● The problem
Output the records exactly as they appear, with no pictures included.

● Dataset content
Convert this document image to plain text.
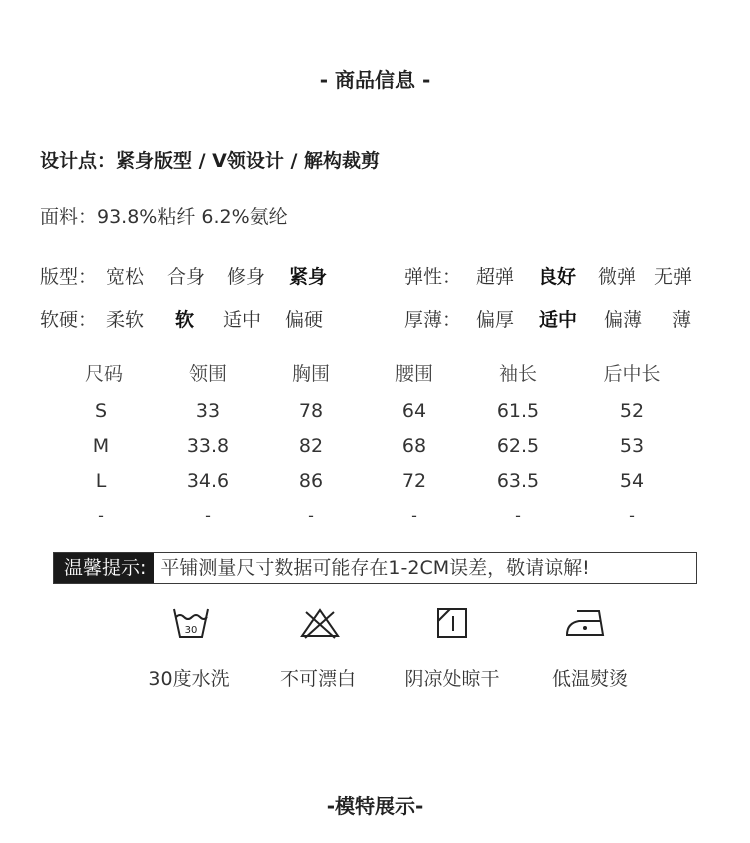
- 商品信息 -
设计点：紧身版型 / V领设计 / 解构裁剪
面料：93.8%粘纤 6.2%氨纶
版型： 宽松 合身 修身 紧身	弹性： 超弹 良好 微弹 无弹
软硬： 柔软 软 适中 偏硬	厚薄： 偏厚 适中 偏薄 薄
尺码	领围	胸围	腰围	袖长	后中长
S	33	78	64	61.5	52
M	33.8	82	68	62.5	53
L	34.6	86	72	63.5	54
-	-	-	-	-	-
温馨提示: 平铺测量尺寸数据可能存在1-2CM误差，敬请谅解!
30
30度水洗	不可漂白	阴凉处晾干	低温熨烫
-模特展示-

● Problem solution
Convert this document image to plain text.
- 商品信息 -
设计点：紧身版型 / V领设计 / 解构裁剪
面料：93.8%粘纤 6.2%氨纶
版型： 宽松 合身 修身 紧身	弹性： 超弹 良好 微弹 无弹
软硬： 柔软 软 适中 偏硬	厚薄： 偏厚 适中 偏薄 薄
尺码	领围	胸围	腰围	袖长	后中长
S	33	78	64	61.5	52
M	33.8	82	68	62.5	53
L	34.6	86	72	63.5	54
-	-	-	-	-	-
温馨提示: 平铺测量尺寸数据可能存在1-2CM误差，敬请谅解!
30
30度水洗	不可漂白	阴凉处晾干	低温熨烫
-模特展示-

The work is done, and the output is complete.